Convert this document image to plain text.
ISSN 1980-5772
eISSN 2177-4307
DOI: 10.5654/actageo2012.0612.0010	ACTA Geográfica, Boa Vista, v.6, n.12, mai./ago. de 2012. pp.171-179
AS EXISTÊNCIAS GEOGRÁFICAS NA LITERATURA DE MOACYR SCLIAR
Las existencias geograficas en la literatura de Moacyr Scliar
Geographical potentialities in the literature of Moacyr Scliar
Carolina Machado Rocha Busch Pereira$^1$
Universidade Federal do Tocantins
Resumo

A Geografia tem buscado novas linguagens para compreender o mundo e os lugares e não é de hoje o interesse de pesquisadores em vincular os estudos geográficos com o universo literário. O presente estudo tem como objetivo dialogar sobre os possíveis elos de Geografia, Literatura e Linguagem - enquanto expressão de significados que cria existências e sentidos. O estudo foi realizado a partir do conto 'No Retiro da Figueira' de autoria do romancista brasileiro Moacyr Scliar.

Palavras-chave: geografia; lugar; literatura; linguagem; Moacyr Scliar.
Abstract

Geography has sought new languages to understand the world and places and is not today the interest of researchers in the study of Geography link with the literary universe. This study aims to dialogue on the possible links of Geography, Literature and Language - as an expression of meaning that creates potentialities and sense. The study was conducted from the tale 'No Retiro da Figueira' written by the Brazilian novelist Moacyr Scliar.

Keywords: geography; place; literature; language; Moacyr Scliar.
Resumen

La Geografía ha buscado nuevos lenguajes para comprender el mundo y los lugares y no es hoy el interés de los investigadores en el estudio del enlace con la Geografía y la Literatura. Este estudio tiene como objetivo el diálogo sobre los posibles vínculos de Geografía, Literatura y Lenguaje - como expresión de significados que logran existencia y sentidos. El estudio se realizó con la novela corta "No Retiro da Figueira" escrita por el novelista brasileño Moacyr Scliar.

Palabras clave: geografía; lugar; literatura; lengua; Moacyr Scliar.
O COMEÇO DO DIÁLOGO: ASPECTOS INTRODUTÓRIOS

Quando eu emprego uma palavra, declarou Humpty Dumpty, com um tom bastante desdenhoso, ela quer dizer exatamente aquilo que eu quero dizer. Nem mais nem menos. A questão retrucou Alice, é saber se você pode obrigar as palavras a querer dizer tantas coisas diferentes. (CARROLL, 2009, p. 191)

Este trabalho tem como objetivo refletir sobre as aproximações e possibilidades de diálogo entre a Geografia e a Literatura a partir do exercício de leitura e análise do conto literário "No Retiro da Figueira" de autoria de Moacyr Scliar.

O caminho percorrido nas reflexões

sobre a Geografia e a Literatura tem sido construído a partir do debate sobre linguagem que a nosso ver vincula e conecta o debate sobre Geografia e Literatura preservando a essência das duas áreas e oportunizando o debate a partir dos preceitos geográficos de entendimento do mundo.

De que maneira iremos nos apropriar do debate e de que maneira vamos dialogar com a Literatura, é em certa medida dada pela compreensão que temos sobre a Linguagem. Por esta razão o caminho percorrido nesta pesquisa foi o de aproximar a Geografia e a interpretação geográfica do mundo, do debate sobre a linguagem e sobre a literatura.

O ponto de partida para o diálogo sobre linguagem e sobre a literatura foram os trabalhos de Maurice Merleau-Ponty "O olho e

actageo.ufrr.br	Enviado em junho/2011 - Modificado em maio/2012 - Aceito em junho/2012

━━━━━━━━━━

_TASK INSTRUCTIONS_: Reproduce the material verbatim, line by line.

_WRITTEN RESPONSE_:
Convert this document image to plain text.
ISSN 1980-5772
eISSN 2177-4307
DOI: 10.5654/actageo2012.0612.0010	ACTA Geográfica, Boa Vista, v.6, n.12, mai./ago. de 2012. pp.171-179
AS EXISTÊNCIAS GEOGRÁFICAS NA LITERATURA DE MOACYR SCLIAR
Las existencias geograficas en la literatura de Moacyr Scliar
Geographical potentialities in the literature of Moacyr Scliar
Carolina Machado Rocha Busch Pereira$^1$
Universidade Federal do Tocantins
Resumo

A Geografia tem buscado novas linguagens para compreender o mundo e os lugares e não é de hoje o interesse de pesquisadores em vincular os estudos geográficos com o universo literário. O presente estudo tem como objetivo dialogar sobre os possíveis elos de Geografia, Literatura e Linguagem - enquanto expressão de significados que cria existências e sentidos. O estudo foi realizado a partir do conto 'No Retiro da Figueira' de autoria do romancista brasileiro Moacyr Scliar.

Palavras-chave: geografia; lugar; literatura; linguagem; Moacyr Scliar.
Abstract

Geography has sought new languages to understand the world and places and is not today the interest of researchers in the study of Geography link with the literary universe. This study aims to dialogue on the possible links of Geography, Literature and Language - as an expression of meaning that creates potentialities and sense. The study was conducted from the tale 'No Retiro da Figueira' written by the Brazilian novelist Moacyr Scliar.

Keywords: geography; place; literature; language; Moacyr Scliar.
Resumen

La Geografía ha buscado nuevos lenguajes para comprender el mundo y los lugares y no es hoy el interés de los investigadores en el estudio del enlace con la Geografía y la Literatura. Este estudio tiene como objetivo el diálogo sobre los posibles vínculos de Geografía, Literatura y Lenguaje - como expresión de significados que logran existencia y sentidos. El estudio se realizó con la novela corta "No Retiro da Figueira" escrita por el novelista brasileño Moacyr Scliar.

Palabras clave: geografía; lugar; literatura; lengua; Moacyr Scliar.
O COMEÇO DO DIÁLOGO: ASPECTOS INTRODUTÓRIOS

Quando eu emprego uma palavra, declarou Humpty Dumpty, com um tom bastante desdenhoso, ela quer dizer exatamente aquilo que eu quero dizer. Nem mais nem menos. A questão retrucou Alice, é saber se você pode obrigar as palavras a querer dizer tantas coisas diferentes. (CARROLL, 2009, p. 191)

Este trabalho tem como objetivo refletir sobre as aproximações e possibilidades de diálogo entre a Geografia e a Literatura a partir do exercício de leitura e análise do conto literário "No Retiro da Figueira" de autoria de Moacyr Scliar.

O caminho percorrido nas reflexões

sobre a Geografia e a Literatura tem sido construído a partir do debate sobre linguagem que a nosso ver vincula e conecta o debate sobre Geografia e Literatura preservando a essência das duas áreas e oportunizando o debate a partir dos preceitos geográficos de entendimento do mundo.

De que maneira iremos nos apropriar do debate e de que maneira vamos dialogar com a Literatura, é em certa medida dada pela compreensão que temos sobre a Linguagem. Por esta razão o caminho percorrido nesta pesquisa foi o de aproximar a Geografia e a interpretação geográfica do mundo, do debate sobre a linguagem e sobre a literatura.

O ponto de partida para o diálogo sobre linguagem e sobre a literatura foram os trabalhos de Maurice Merleau-Ponty "O olho e

actageo.ufrr.br	Enviado em junho/2011 - Modificado em maio/2012 - Aceito em junho/2012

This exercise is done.